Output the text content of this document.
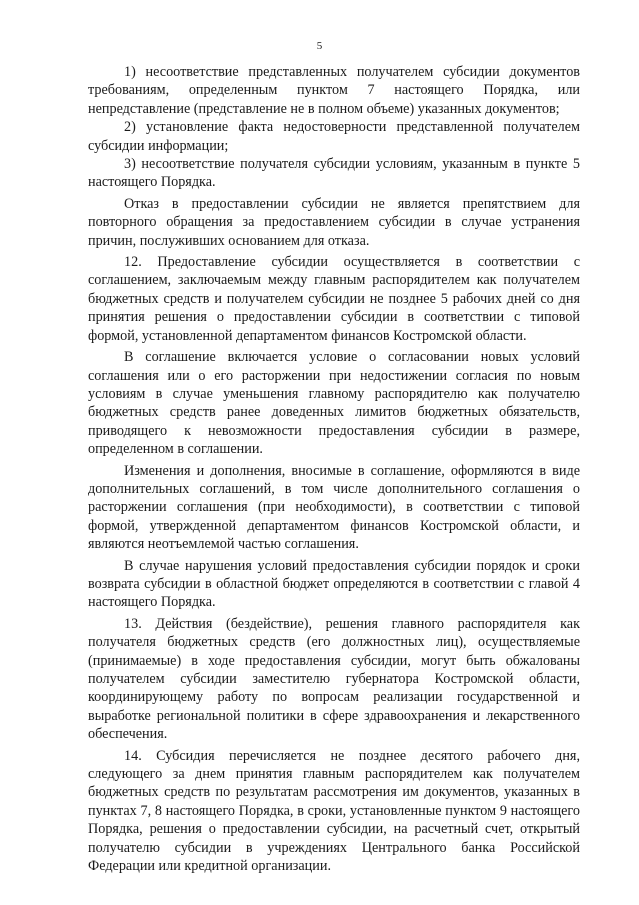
5

1) несоответствие представленных получателем субсидии документов требованиям, определенным пунктом 7 настоящего Порядка, или непредставление (представление не в полном объеме) указанных документов;

2) установление факта недостоверности представленной получателем субсидии информации;

3) несоответствие получателя субсидии условиям, указанным в пункте 5 настоящего Порядка.

Отказ в предоставлении субсидии не является препятствием для повторного обращения за предоставлением субсидии в случае устранения причин, послуживших основанием для отказа.

12. Предоставление субсидии осуществляется в соответствии с соглашением, заключаемым между главным распорядителем как получателем бюджетных средств и получателем субсидии не позднее 5 рабочих дней со дня принятия решения о предоставлении субсидии в соответствии с типовой формой, установленной департаментом финансов Костромской области.

В соглашение включается условие о согласовании новых условий соглашения или о его расторжении при недостижении согласия по новым условиям в случае уменьшения главному распорядителю как получателю бюджетных средств ранее доведенных лимитов бюджетных обязательств, приводящего к невозможности предоставления субсидии в размере, определенном в соглашении.

Изменения и дополнения, вносимые в соглашение, оформляются в виде дополнительных соглашений, в том числе дополнительного соглашения о расторжении соглашения (при необходимости), в соответствии с типовой формой, утвержденной департаментом финансов Костромской области, и являются неотъемлемой частью соглашения.

В случае нарушения условий предоставления субсидии порядок и сроки возврата субсидии в областной бюджет определяются в соответствии с главой 4 настоящего Порядка.

13. Действия (бездействие), решения главного распорядителя как получателя бюджетных средств (его должностных лиц), осуществляемые (принимаемые) в ходе предоставления субсидии, могут быть обжалованы получателем субсидии заместителю губернатора Костромской области, координирующему работу по вопросам реализации государственной и выработке региональной политики в сфере здравоохранения и лекарственного обеспечения.

14. Субсидия перечисляется не позднее десятого рабочего дня, следующего за днем принятия главным распорядителем как получателем бюджетных средств по результатам рассмотрения им документов, указанных в пунктах 7, 8 настоящего Порядка, в сроки, установленные пунктом 9 настоящего Порядка, решения о предоставлении субсидии, на расчетный счет, открытый получателю субсидии в учреждениях Центрального банка Российской Федерации или кредитной организации.
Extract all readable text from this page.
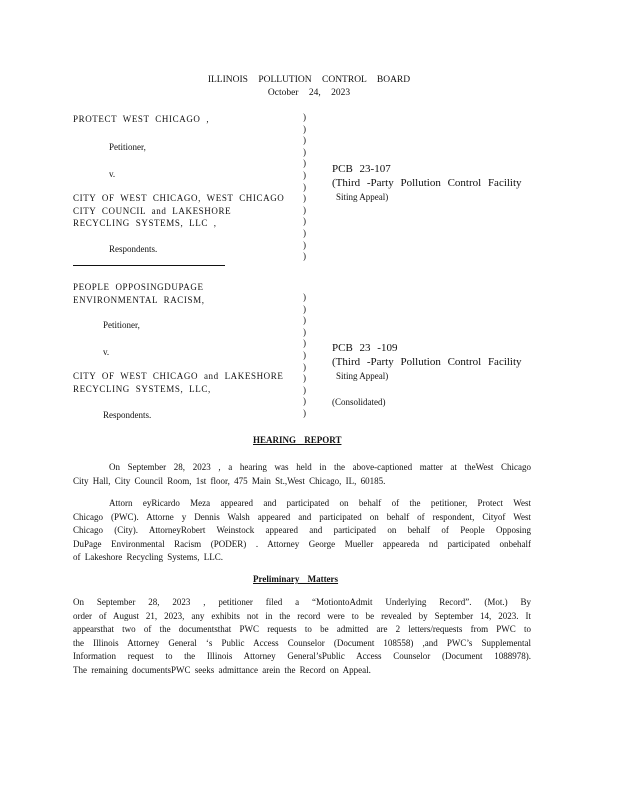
ILLINOIS POLLUTION CONTROL BOARD
October 24, 2023
PROTECT WEST CHICAGO ,
Petitioner,
v.
CITY OF WEST CHICAGO, WEST CHICAGO
CITY COUNCIL and LAKESHORE
RECYCLING SYSTEMS, LLC ,
Respondents.
)
)
)
)
)
)
)
)
)
)
)
)
)
PCB 23-107
(Third -Party Pollution Control Facility
Siting Appeal)
PEOPLE OPPOSINGDUPAGE
ENVIRONMENTAL RACISM,
Petitioner,
v.
CITY OF WEST CHICAGO and LAKESHORE
RECYCLING SYSTEMS, LLC,
Respondents.
)
)
)
)
)
)
)
)
)
)
)
PCB 23 -109
(Third -Party Pollution Control Facility
Siting Appeal)
(Consolidated)
HEARING REPORT
On September 28, 2023 , a hearing was held in the above-captioned matter at theWest Chicago
City Hall, City Council Room, 1st floor, 475 Main St.,West Chicago, IL, 60185.
Attorn eyRicardo Meza appeared and participated on behalf of the petitioner, Protect West
Chicago (PWC). Attorne y Dennis Walsh appeared and participated on behalf of respondent, Cityof West
Chicago (City). AttorneyRobert Weinstock appeared and participated on behalf of People Opposing
DuPage Environmental Racism (PODER) . Attorney George Mueller appeareda nd participated onbehalf
of Lakeshore Recycling Systems, LLC.
Preliminary Matters
On September 28, 2023 , petitioner filed a “MotiontoAdmit Underlying Record”. (Mot.) By
order of August 21, 2023, any exhibits not in the record were to be revealed by September 14, 2023. It
appearsthat two of the documentsthat PWC requests to be admitted are 2 letters/requests from PWC to
the Illinois Attorney General ‘s Public Access Counselor (Document 108558) ,and PWC’s Supplemental
Information request to the Illinois Attorney General’sPublic Access Counselor (Document 1088978).
The remaining documentsPWC seeks admittance arein the Record on Appeal.
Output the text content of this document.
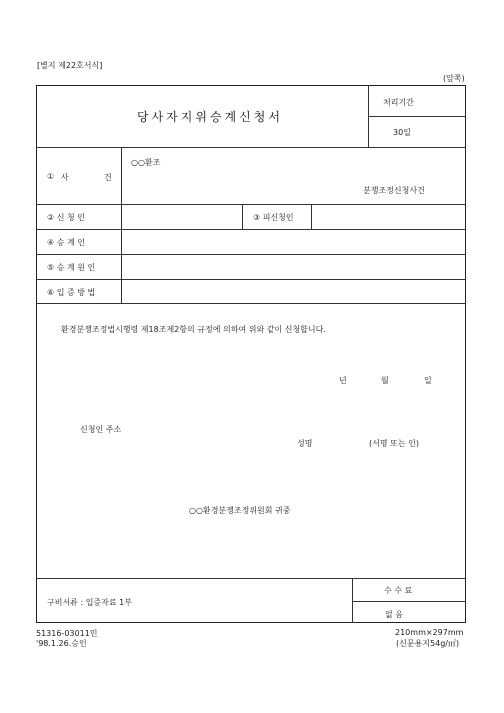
[별지 제22호서식]
(앞쪽)
당사자지위승계신청서
처리기간
30일
① 사	건
○○환조
분쟁조정신청사건
② 신 청 인	③ 피신청인
④ 승 계 인
⑤ 승 계 원 인
⑥ 입 증 방 법
환경분쟁조정법시행령 제18조제2항의 규정에 의하여 위와 같이 신청합니다.
년	월	일
신청인 주소
성명	(서명 또는 인)
○○환경분쟁조정위원회 귀중
구비서류 : 입증자료 1부
수 수 료
없 음
51316-03011민
'98.1.26.승인
210mm×297mm
(신문용지54g/㎡)
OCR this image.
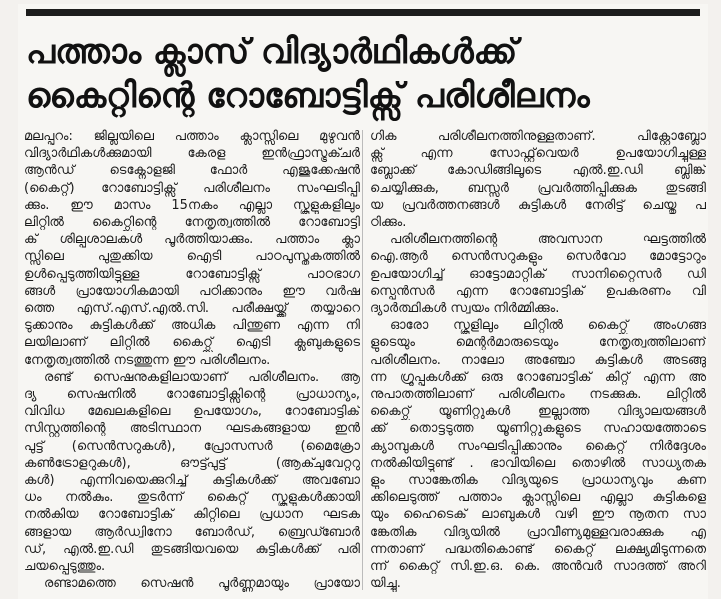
പത്താം ക്ലാസ് വിദ്യാർഥികൾക്ക്
കൈറ്റിന്റെ റോബോട്ടിക്സ് പരിശീലനം
മലപ്പുറം: ജില്ലയിലെ പത്താം ക്ലാസ്സിലെ മുഴുവൻ
വിദ്യാർഥികൾക്കുമായി കേരള ഇൻഫ്രാസ്ട്രക്ചർ
ആൻഡ് ടെക്നോളജി ഫോർ എജുക്കേഷൻ
(കൈറ്റ്) റോബോട്ടിക്സ് പരിശീലനം സംഘടിപ്പി
ക്കും. ഈ മാസം 15നകം എല്ലാ സ്കൂളുകളിലും
ലിറ്റിൽ കൈറ്റ്സിന്റെ നേതൃത്വത്തിൽ റോബോട്ടി
ക് ശില്പശാലകൾ പൂർത്തിയാക്കും. പത്താം ക്ലാ
സ്സിലെ പുതുക്കിയ ഐടി പാഠപുസ്തകത്തിൽ
ഉൾപ്പെടുത്തിയിട്ടുള്ള റോബോട്ടിക്സ് പാഠഭാഗ
ങ്ങൾ പ്രായോഗികമായി പഠിക്കാനും ഈ വർഷ
ത്തെ എസ്.എസ്.എൽ.സി. പരീക്ഷയ്ക്ക് തയ്യാറെ
ടുക്കാനും കുട്ടികൾക്ക് അധിക പിന്തുണ എന്ന നി
ലയിലാണ് ലിറ്റിൽ കൈറ്റ്സ് ഐടി ക്ലബുകളുടെ
നേതൃത്വത്തിൽ നടത്തുന്ന ഈ പരിശീലനം.
രണ്ട് സെഷനുകളിലായാണ് പരിശീലനം. ആ
ദ്യ സെഷനിൽ റോബോട്ടിക്സിന്റെ പ്രാധാന്യം,
വിവിധ മേഖലകളിലെ ഉപയോഗം, റോബോട്ടിക്
സിസ്റ്റത്തിന്റെ അടിസ്ഥാന ഘടകങ്ങളായ ഇൻ
പുട്ട് (സെൻസറുകൾ), പ്രോസസർ (മൈക്രോ
കൺട്രോളറുകൾ), ഔട്ട്പുട്ട് (ആക്ചുവേറ്ററു
കൾ) എന്നിവയെക്കുറിച്ച് കുട്ടികൾക്ക് അവബോ
ധം നൽകും. തുടർന്ന് കൈറ്റ് സ്കൂളുകൾക്കായി
നൽകിയ റോബോട്ടിക് കിറ്റിലെ പ്രധാന ഘടക
ങ്ങളായ ആർഡ്വിനോ ബോർഡ്, ബ്രെഡ്ബോർ
ഡ്, എൽ.ഇ.ഡി തുടങ്ങിയവയെ കുട്ടികൾക്ക് പരി
ചയപ്പെടുത്തും.
രണ്ടാമത്തെ സെഷൻ പൂർണ്ണമായും പ്രായോ
ഗിക പരിശീലനത്തിനുള്ളതാണ്. പിക്റ്റോബ്ലോ
ക്സ് എന്ന സോഫ്റ്റ്‌വെയർ ഉപയോഗിച്ചുള്ള
ബ്ലോക്ക് കോഡിങ്ങിലൂടെ എൽ.ഇ.ഡി ബ്ലിങ്ക്
ചെയ്യിക്കുക, ബസ്സർ പ്രവർത്തിപ്പിക്കുക തുടങ്ങി
യ പ്രവർത്തനങ്ങൾ കുട്ടികൾ നേരിട്ട് ചെയ്തു പ
ഠിക്കും.
പരിശീലനത്തിന്റെ അവസാന ഘട്ടത്തിൽ
ഐ.ആർ സെൻസറുകളും സെർവോ മോട്ടോറും
ഉപയോഗിച്ച് ഓട്ടോമാറ്റിക് സാനിറ്റൈസർ ഡി
സ്പെൻസർ എന്ന റോബോട്ടിക് ഉപകരണം വി
ദ്യാർത്ഥികൾ സ്വയം നിർമ്മിക്കും.
ഓരോ സ്കൂളിലും ലിറ്റിൽ കൈറ്റ്സ് അംഗങ്ങ
ളുടെയും മെന്റർമാരുടെയും നേതൃത്വത്തിലാണ്
പരിശീലനം. നാലോ അഞ്ചോ കുട്ടികൾ അടങ്ങു
ന്ന ഗ്രൂപ്പുകൾക്ക് ഒരു റോബോട്ടിക് കിറ്റ് എന്ന അ
നുപാതത്തിലാണ് പരിശീലനം നടക്കുക. ലിറ്റിൽ
കൈറ്റ്സ് യൂണിറ്റുകൾ ഇല്ലാത്ത വിദ്യാലയങ്ങൾ
ക്ക് തൊട്ടടുത്ത യൂണിറ്റുകളുടെ സഹായത്തോടെ
ക്യാമ്പുകൾ സംഘടിപ്പിക്കാനും കൈറ്റ് നിർദ്ദേശം
നൽകിയിട്ടുണ്ട് . ഭാവിയിലെ തൊഴിൽ സാധ്യതക
ളും സാങ്കേതിക വിദ്യയുടെ പ്രാധാന്യവും കണ
ക്കിലെടുത്ത് പത്താം ക്ലാസ്സിലെ എല്ലാ കുട്ടികളെ
യും ഹൈടെക് ലാബുകൾ വഴി ഈ നൂതന സാ
ങ്കേതിക വിദ്യയിൽ പ്രാവീണ്യമുള്ളവരാക്കുക എ
ന്നതാണ് പദ്ധതികൊണ്ട് കൈറ്റ് ലക്ഷ്യമിടുന്നതെ
ന്ന് കൈറ്റ് സി.ഇ.ഒ. കെ. അൻവർ സാദത്ത് അറി
യിച്ചു.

*****

EXERCISE INSTRUCTIONS:
Using the data above, copy each line that contains "случае".

EXERCISE RESULT:
Отказ в предоставлении субсидии не является препятствием для повторного обращения за предоставлением субсидии в случае устранения причин, послуживших основанием для отказа.
В соглашение включается условие о согласовании новых условий соглашения или о его расторжении при недостижении согласия по новым условиям в случае уменьшения главному распорядителю как получателю бюджетных средств ранее доведенных лимитов бюджетных обязательств, приводящего к невозможности предоставления субсидии в размере, определенном в соглашении.
В случае нарушения условий предоставления субсидии порядок и сроки возврата субсидии в областной бюджет определяются в соответствии с главой 4 настоящего Порядка.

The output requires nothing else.